• **Task instructions**: Of the lines in the entries, how many hold the word "text"? Give that number alone.
## Begin Data excerpts
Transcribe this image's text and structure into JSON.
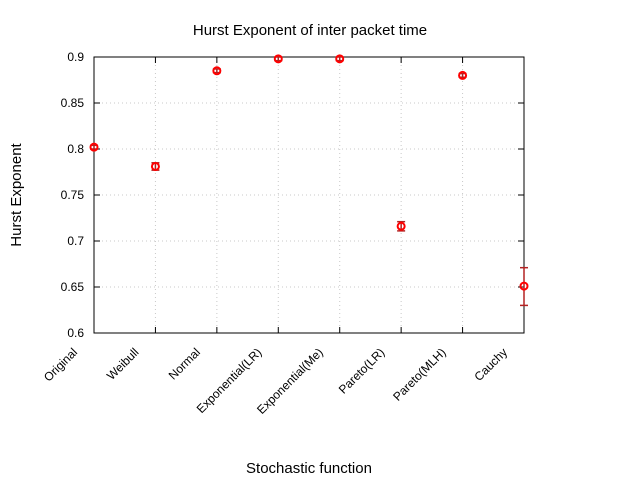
{
  "chart_data": {
    "type": "scatter",
    "title": "Hurst Exponent of inter packet time",
    "xlabel": "Stochastic function",
    "ylabel": "Hurst Exponent",
    "categories": [
      "Original",
      "Weibull",
      "Normal",
      "Exponential(LR)",
      "Exponential(Me)",
      "Pareto(LR)",
      "Pareto(MLH)",
      "Cauchy"
    ],
    "series": [
      {
        "values": [
          0.802,
          0.781,
          0.885,
          0.898,
          0.898,
          0.716,
          0.88,
          0.651
        ],
        "error_low": [
          0.8,
          0.777,
          0.883,
          0.896,
          0.896,
          0.711,
          0.878,
          0.63
        ],
        "error_high": [
          0.804,
          0.785,
          0.887,
          0.9,
          0.9,
          0.721,
          0.882,
          0.671
        ]
      }
    ],
    "ylim": [
      0.6,
      0.9
    ],
    "yticks": [
      "0.6",
      "0.65",
      "0.7",
      "0.75",
      "0.8",
      "0.85",
      "0.9"
    ],
    "grid": true,
    "marker_color": "#ff0000",
    "errorbar_color": "#b22222"
  }
}
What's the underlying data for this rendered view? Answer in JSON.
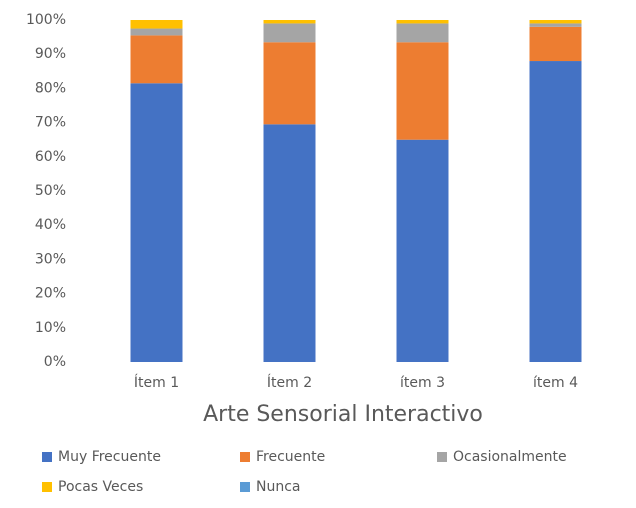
{
  "chart_data": {
    "type": "stacked_bar",
    "title": "Arte Sensorial Interactivo",
    "categories": [
      "Ítem 1",
      "Ítem 2",
      "ítem 3",
      "ítem 4"
    ],
    "series": [
      {
        "name": "Muy Frecuente",
        "color": "#4472c4",
        "values": [
          81.5,
          69.5,
          65,
          88
        ]
      },
      {
        "name": "Frecuente",
        "color": "#ed7d31",
        "values": [
          14,
          24,
          28.5,
          10
        ]
      },
      {
        "name": "Ocasionalmente",
        "color": "#a5a5a5",
        "values": [
          2,
          5.5,
          5.5,
          1
        ]
      },
      {
        "name": "Pocas Veces",
        "color": "#ffc000",
        "values": [
          2.5,
          1,
          1,
          1
        ]
      },
      {
        "name": "Nunca",
        "color": "#5b9bd5",
        "values": [
          0,
          0,
          0,
          0
        ]
      }
    ],
    "ylim": [
      0,
      100
    ],
    "yticks": [
      {
        "value": 0,
        "label": "0%"
      },
      {
        "value": 10,
        "label": "10%"
      },
      {
        "value": 20,
        "label": "20%"
      },
      {
        "value": 30,
        "label": "30%"
      },
      {
        "value": 40,
        "label": "40%"
      },
      {
        "value": 50,
        "label": "50%"
      },
      {
        "value": 60,
        "label": "60%"
      },
      {
        "value": 70,
        "label": "70%"
      },
      {
        "value": 80,
        "label": "80%"
      },
      {
        "value": 90,
        "label": "90%"
      },
      {
        "value": 100,
        "label": "100%"
      }
    ],
    "grid": false,
    "legend": "bottom"
  }
}
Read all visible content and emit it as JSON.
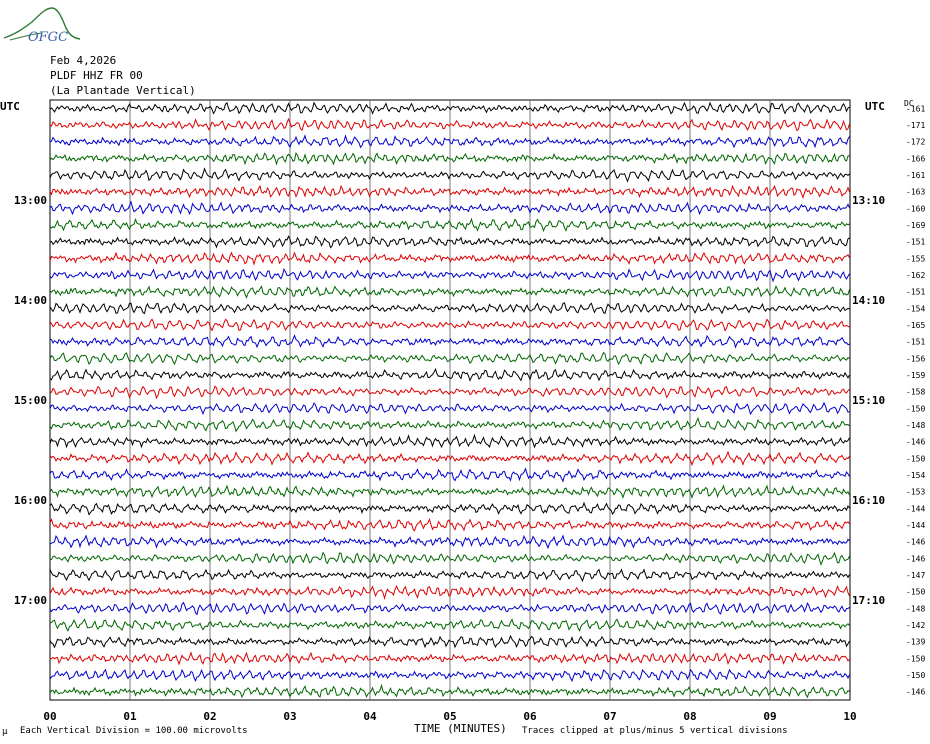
{
  "logo": {
    "text": "OFGC"
  },
  "header": {
    "date": "Feb 4,2026",
    "station": "PLDF HHZ FR 00",
    "location": "(La Plantade Vertical)"
  },
  "utc_label_left": "UTC",
  "utc_label_right": "UTC",
  "dc_label": "DC",
  "footer": {
    "scale_note": "Each Vertical Division =  100.00 microvolts",
    "scale_mark": "μ",
    "clip_note": "Traces clipped at plus/minus 5 vertical divisions"
  },
  "chart_data": {
    "type": "line",
    "title": "",
    "xlabel": "TIME (MINUTES)",
    "ylabel": "",
    "x_ticks": [
      "00",
      "01",
      "02",
      "03",
      "04",
      "05",
      "06",
      "07",
      "08",
      "09",
      "10"
    ],
    "xlim": [
      0,
      10
    ],
    "grid": true,
    "trace_colors": [
      "#000000",
      "#dd0000",
      "#0000cc",
      "#006600"
    ],
    "left_hour_labels": [
      {
        "row": 6,
        "label": "13:00"
      },
      {
        "row": 12,
        "label": "14:00"
      },
      {
        "row": 18,
        "label": "15:00"
      },
      {
        "row": 24,
        "label": "16:00"
      },
      {
        "row": 30,
        "label": "17:00"
      }
    ],
    "right_time_labels": [
      {
        "row": 6,
        "label": "13:10"
      },
      {
        "row": 12,
        "label": "14:10"
      },
      {
        "row": 18,
        "label": "15:10"
      },
      {
        "row": 24,
        "label": "16:10"
      },
      {
        "row": 30,
        "label": "17:10"
      }
    ],
    "dc_offsets": [
      -161,
      -171,
      -172,
      -166,
      -161,
      -163,
      -160,
      -169,
      -151,
      -155,
      -162,
      -151,
      -154,
      -165,
      -151,
      -156,
      -159,
      -158,
      -150,
      -148,
      -146,
      -150,
      -154,
      -153,
      -144,
      -144,
      -146,
      -146,
      -147,
      -150,
      -148,
      -142,
      -139,
      -150,
      -150,
      -146
    ]
  }
}
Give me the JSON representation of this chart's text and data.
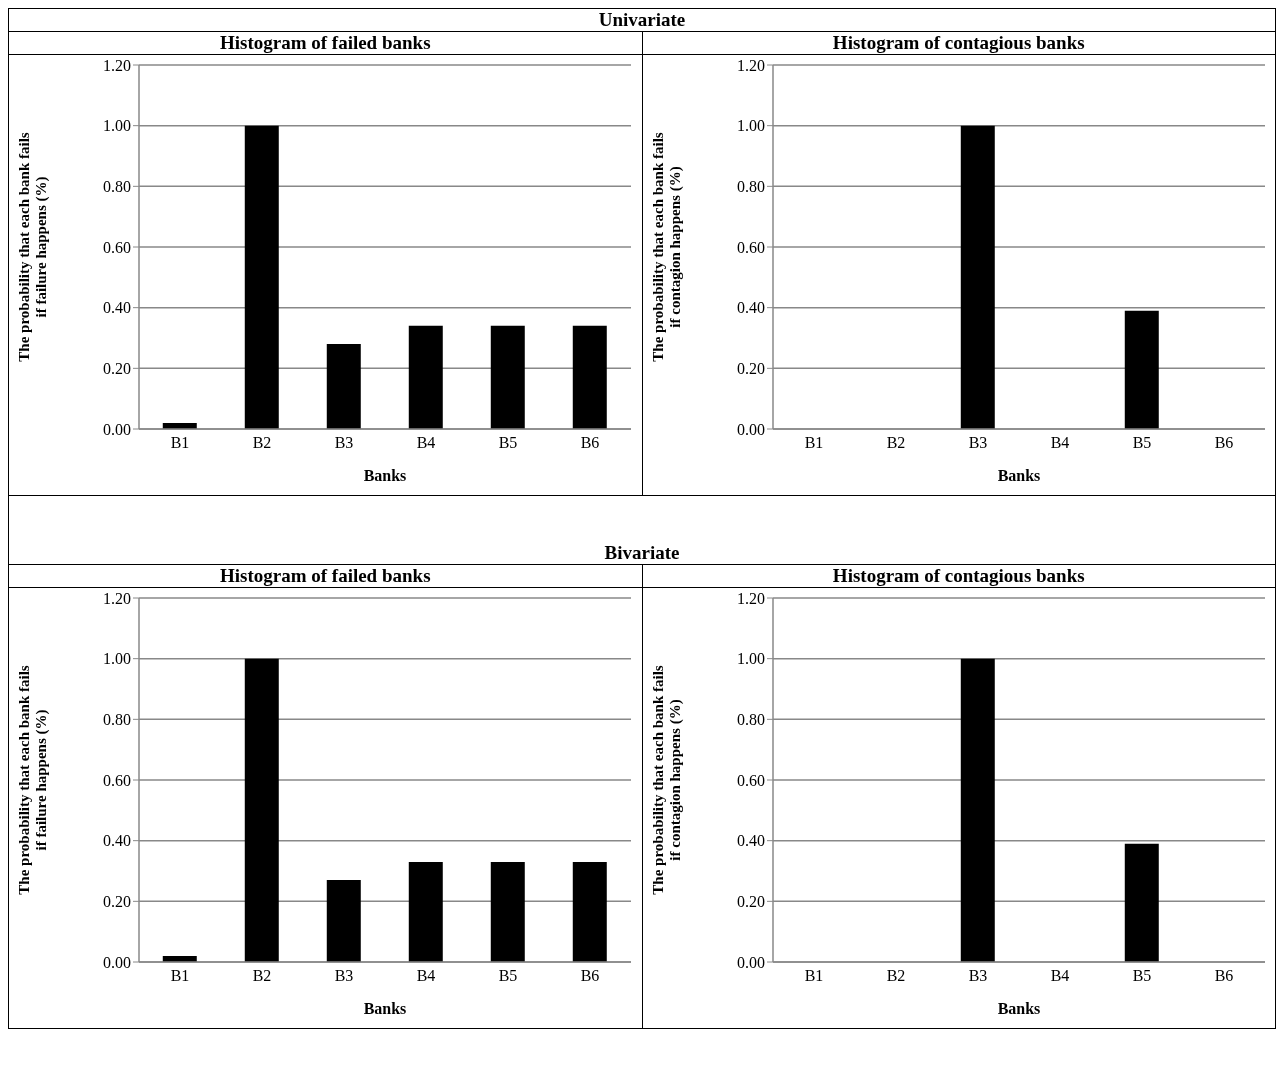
{
  "chart_data": [
    {
      "type": "bar",
      "annotations": [
        "Univariate"
      ],
      "title": "Histogram of failed banks",
      "xlabel": "Banks",
      "ylabel": "The probability that each bank fails if failure happens (%)",
      "categories": [
        "B1",
        "B2",
        "B3",
        "B4",
        "B5",
        "B6"
      ],
      "values": [
        0.02,
        1.0,
        0.28,
        0.34,
        0.34,
        0.34
      ],
      "color": "#000000",
      "ylim": [
        0,
        1.2
      ],
      "yticks": [
        {
          "value": 0,
          "label": "0.00"
        },
        {
          "value": 0.2,
          "label": "0.20"
        },
        {
          "value": 0.4,
          "label": "0.40"
        },
        {
          "value": 0.6,
          "label": "0.60"
        },
        {
          "value": 0.8,
          "label": "0.80"
        },
        {
          "value": 1.0,
          "label": "1.00"
        },
        {
          "value": 1.2,
          "label": "1.20"
        }
      ],
      "grid": "y"
    },
    {
      "type": "bar",
      "title": "Histogram of contagious banks",
      "xlabel": "Banks",
      "ylabel": "The probability that each bank fails if contagion happens (%)",
      "categories": [
        "B1",
        "B2",
        "B3",
        "B4",
        "B5",
        "B6"
      ],
      "values": [
        0,
        0,
        1.0,
        0,
        0.39,
        0
      ],
      "color": "#000000",
      "ylim": [
        0,
        1.2
      ],
      "yticks": [
        {
          "value": 0,
          "label": "0.00"
        },
        {
          "value": 0.2,
          "label": "0.20"
        },
        {
          "value": 0.4,
          "label": "0.40"
        },
        {
          "value": 0.6,
          "label": "0.60"
        },
        {
          "value": 0.8,
          "label": "0.80"
        },
        {
          "value": 1.0,
          "label": "1.00"
        },
        {
          "value": 1.2,
          "label": "1.20"
        }
      ],
      "grid": "y"
    },
    {
      "type": "bar",
      "annotations": [
        "Bivariate"
      ],
      "title": "Histogram of failed banks",
      "xlabel": "Banks",
      "ylabel": "The probability that each bank fails if failure happens (%)",
      "categories": [
        "B1",
        "B2",
        "B3",
        "B4",
        "B5",
        "B6"
      ],
      "values": [
        0.02,
        1.0,
        0.27,
        0.33,
        0.33,
        0.33
      ],
      "color": "#000000",
      "ylim": [
        0,
        1.2
      ],
      "yticks": [
        {
          "value": 0,
          "label": "0.00"
        },
        {
          "value": 0.2,
          "label": "0.20"
        },
        {
          "value": 0.4,
          "label": "0.40"
        },
        {
          "value": 0.6,
          "label": "0.60"
        },
        {
          "value": 0.8,
          "label": "0.80"
        },
        {
          "value": 1.0,
          "label": "1.00"
        },
        {
          "value": 1.2,
          "label": "1.20"
        }
      ],
      "grid": "y"
    },
    {
      "type": "bar",
      "title": "Histogram of contagious banks",
      "xlabel": "Banks",
      "ylabel": "The probability that each bank fails if contagion happens (%)",
      "categories": [
        "B1",
        "B2",
        "B3",
        "B4",
        "B5",
        "B6"
      ],
      "values": [
        0,
        0,
        1.0,
        0,
        0.39,
        0
      ],
      "color": "#000000",
      "ylim": [
        0,
        1.2
      ],
      "yticks": [
        {
          "value": 0,
          "label": "0.00"
        },
        {
          "value": 0.2,
          "label": "0.20"
        },
        {
          "value": 0.4,
          "label": "0.40"
        },
        {
          "value": 0.6,
          "label": "0.60"
        },
        {
          "value": 0.8,
          "label": "0.80"
        },
        {
          "value": 1.0,
          "label": "1.00"
        },
        {
          "value": 1.2,
          "label": "1.20"
        }
      ],
      "grid": "y"
    }
  ]
}
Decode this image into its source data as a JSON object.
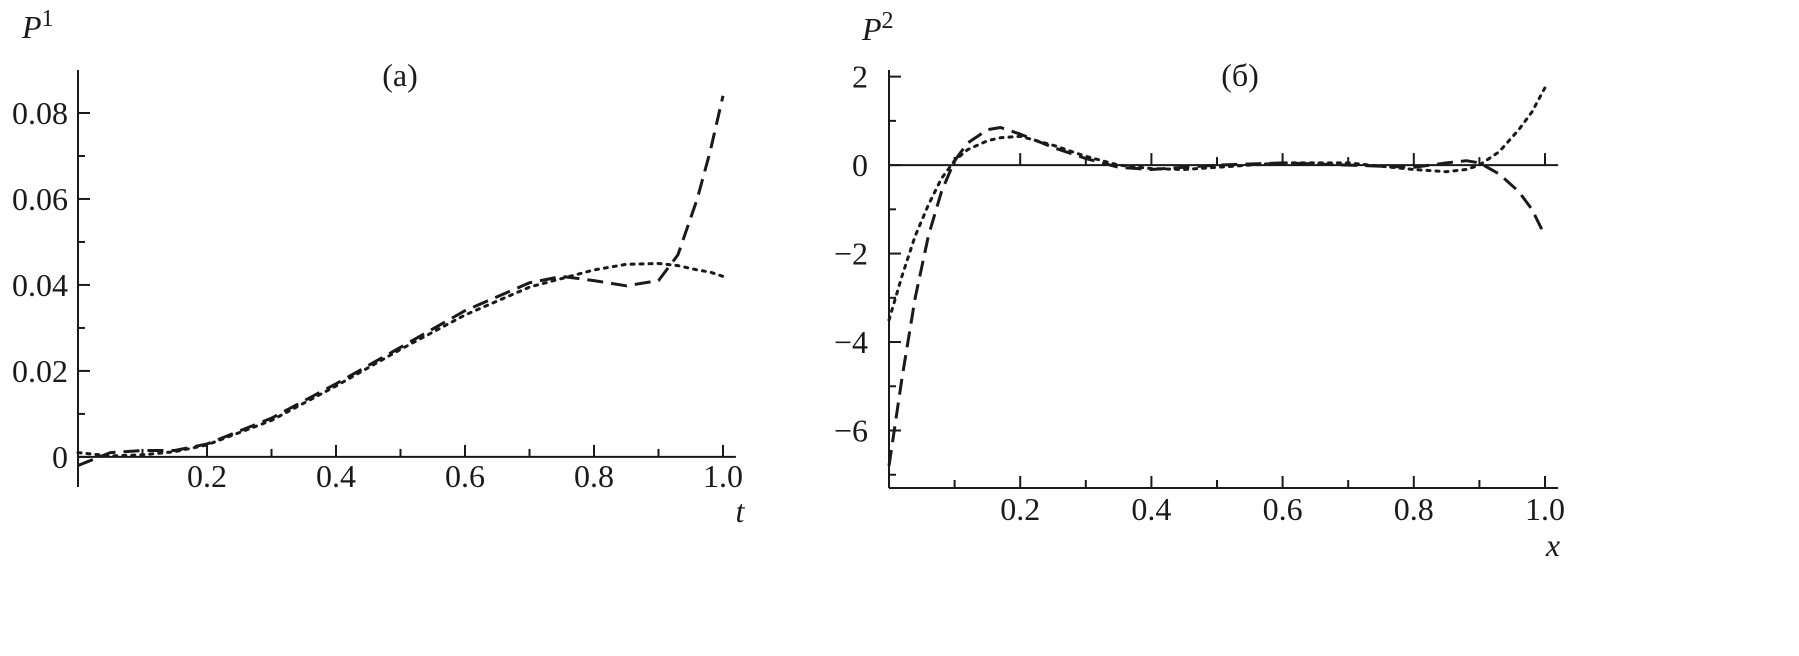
## End Data excerpts
• **Response to the exercise**: 3